[Begin Exercise inputs]

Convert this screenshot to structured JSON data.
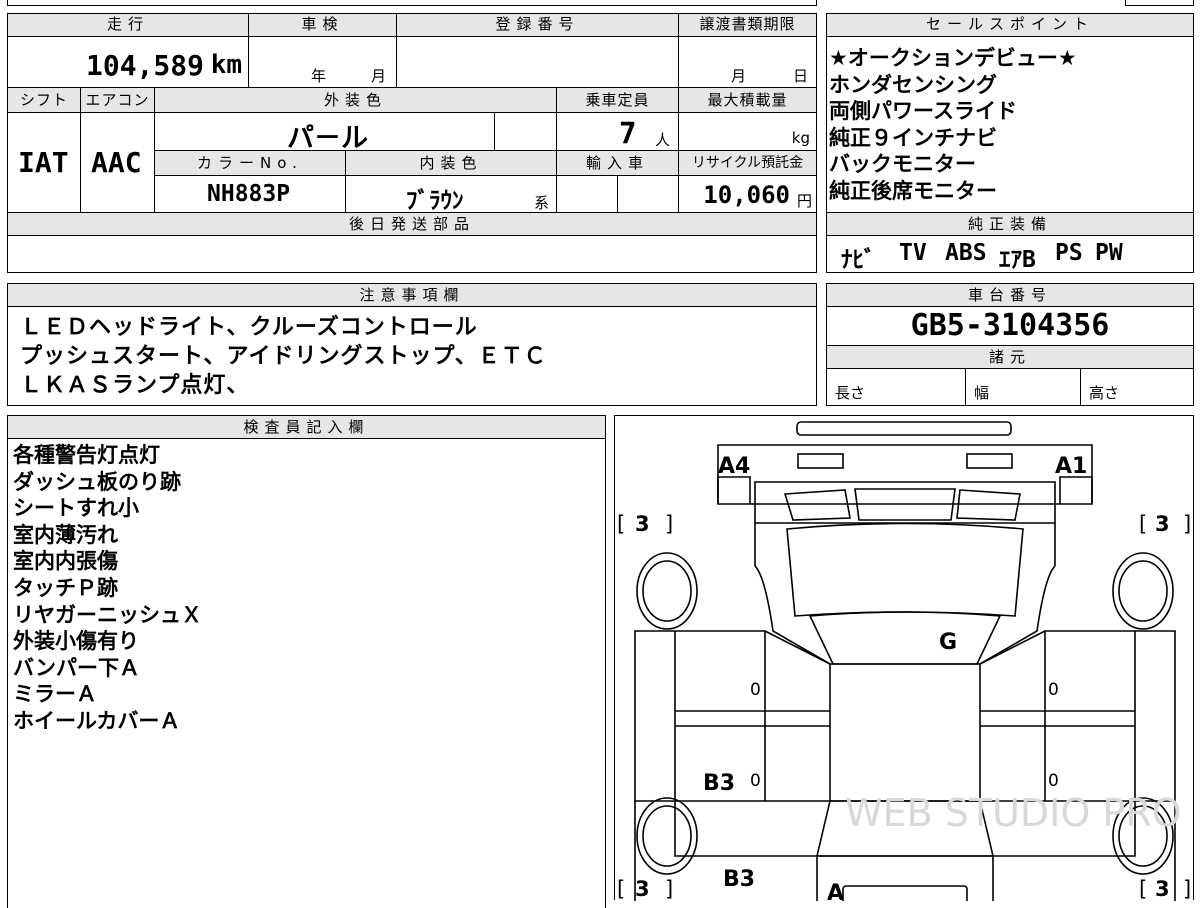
{
  "top_left": {
    "mileage": {
      "label": "走行",
      "value": "104,589",
      "unit": "km"
    },
    "inspection": {
      "label": "車検",
      "year_unit": "年",
      "month_unit": "月"
    },
    "registration": {
      "label": "登録番号",
      "value": ""
    },
    "transfer_deadline": {
      "label": "譲渡書類期限",
      "month_unit": "月",
      "day_unit": "日"
    },
    "shift": {
      "label": "シフト",
      "value": "IAT"
    },
    "aircon": {
      "label": "エアコン",
      "value": "AAC"
    },
    "exterior_color": {
      "label": "外装色",
      "value": "パ－ル"
    },
    "seating": {
      "label": "乗車定員",
      "value": "7",
      "unit": "人"
    },
    "max_load": {
      "label": "最大積載量",
      "unit": "kg"
    },
    "color_no": {
      "label": "カラーNo.",
      "value": "NH883P"
    },
    "interior_color": {
      "label": "内装色",
      "value": "ﾌﾞﾗｳﾝ",
      "unit": "系"
    },
    "import": {
      "label": "輸入車"
    },
    "recycle": {
      "label": "リサイクル預託金",
      "value": "10,060",
      "unit": "円"
    },
    "later_parts": {
      "label": "後日発送部品"
    }
  },
  "sales_points": {
    "label": "セールスポイント",
    "items": [
      "★オークションデビュー★",
      "ホンダセンシング",
      "両側パワースライド",
      "純正９インチナビ",
      "バックモニター",
      "純正後席モニター"
    ]
  },
  "standard_equipment": {
    "label": "純正装備",
    "items": [
      "ﾅﾋﾞ",
      "TV",
      "ABS",
      "ｴｱB",
      "PS",
      "PW"
    ]
  },
  "notes": {
    "label": "注意事項欄",
    "lines": [
      "ＬＥＤヘッドライト、クルーズコントロール",
      "プッシュスタート、アイドリングストップ、ＥＴＣ",
      "ＬＫＡＳランプ点灯、"
    ]
  },
  "chassis": {
    "label": "車台番号",
    "value": "GB5-3104356"
  },
  "specs": {
    "label": "諸元",
    "length": "長さ",
    "width": "幅",
    "height": "高さ"
  },
  "inspector": {
    "label": "検査員記入欄",
    "lines": [
      "各種警告灯点灯",
      "ダッシュ板のり跡",
      "シートすれ小",
      "室内薄汚れ",
      "室内内張傷",
      "タッチＰ跡",
      "リヤガーニッシュＸ",
      "外装小傷有り",
      "バンパー下Ａ",
      "ミラーＡ",
      "ホイールカバーＡ"
    ]
  },
  "diagram": {
    "marks": {
      "a4": "A4",
      "a1": "A1",
      "g": "G",
      "b3_mid": "B3",
      "b3_low": "B3",
      "a_bottom": "A"
    },
    "tires": {
      "front_left": "3",
      "front_right": "3",
      "rear_left": "3",
      "rear_right": "3"
    },
    "panels": {
      "left_front": "0",
      "left_rear": "0",
      "right_front": "0",
      "right_rear": "0"
    },
    "bracket_open": "[",
    "bracket_close": "]",
    "watermark": "WEB STUDIO PRO"
  }
}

[End Exercise inputs]

> **Exercise aim**: Reproduce every line above as written, skipping pictures.

> **The completed task**:
Convert this screenshot to structured JSON data.
{
  "top_left": {
    "mileage": {
      "label": "走行",
      "value": "104,589",
      "unit": "km"
    },
    "inspection": {
      "label": "車検",
      "year_unit": "年",
      "month_unit": "月"
    },
    "registration": {
      "label": "登録番号",
      "value": ""
    },
    "transfer_deadline": {
      "label": "譲渡書類期限",
      "month_unit": "月",
      "day_unit": "日"
    },
    "shift": {
      "label": "シフト",
      "value": "IAT"
    },
    "aircon": {
      "label": "エアコン",
      "value": "AAC"
    },
    "exterior_color": {
      "label": "外装色",
      "value": "パ－ル"
    },
    "seating": {
      "label": "乗車定員",
      "value": "7",
      "unit": "人"
    },
    "max_load": {
      "label": "最大積載量",
      "unit": "kg"
    },
    "color_no": {
      "label": "カラーNo.",
      "value": "NH883P"
    },
    "interior_color": {
      "label": "内装色",
      "value": "ﾌﾞﾗｳﾝ",
      "unit": "系"
    },
    "import": {
      "label": "輸入車"
    },
    "recycle": {
      "label": "リサイクル預託金",
      "value": "10,060",
      "unit": "円"
    },
    "later_parts": {
      "label": "後日発送部品"
    }
  },
  "sales_points": {
    "label": "セールスポイント",
    "items": [
      "★オークションデビュー★",
      "ホンダセンシング",
      "両側パワースライド",
      "純正９インチナビ",
      "バックモニター",
      "純正後席モニター"
    ]
  },
  "standard_equipment": {
    "label": "純正装備",
    "items": [
      "ﾅﾋﾞ",
      "TV",
      "ABS",
      "ｴｱB",
      "PS",
      "PW"
    ]
  },
  "notes": {
    "label": "注意事項欄",
    "lines": [
      "ＬＥＤヘッドライト、クルーズコントロール",
      "プッシュスタート、アイドリングストップ、ＥＴＣ",
      "ＬＫＡＳランプ点灯、"
    ]
  },
  "chassis": {
    "label": "車台番号",
    "value": "GB5-3104356"
  },
  "specs": {
    "label": "諸元",
    "length": "長さ",
    "width": "幅",
    "height": "高さ"
  },
  "inspector": {
    "label": "検査員記入欄",
    "lines": [
      "各種警告灯点灯",
      "ダッシュ板のり跡",
      "シートすれ小",
      "室内薄汚れ",
      "室内内張傷",
      "タッチＰ跡",
      "リヤガーニッシュＸ",
      "外装小傷有り",
      "バンパー下Ａ",
      "ミラーＡ",
      "ホイールカバーＡ"
    ]
  },
  "diagram": {
    "marks": {
      "a4": "A4",
      "a1": "A1",
      "g": "G",
      "b3_mid": "B3",
      "b3_low": "B3",
      "a_bottom": "A"
    },
    "tires": {
      "front_left": "3",
      "front_right": "3",
      "rear_left": "3",
      "rear_right": "3"
    },
    "panels": {
      "left_front": "0",
      "left_rear": "0",
      "right_front": "0",
      "right_rear": "0"
    },
    "bracket_open": "[",
    "bracket_close": "]",
    "watermark": "WEB STUDIO PRO"
  }
}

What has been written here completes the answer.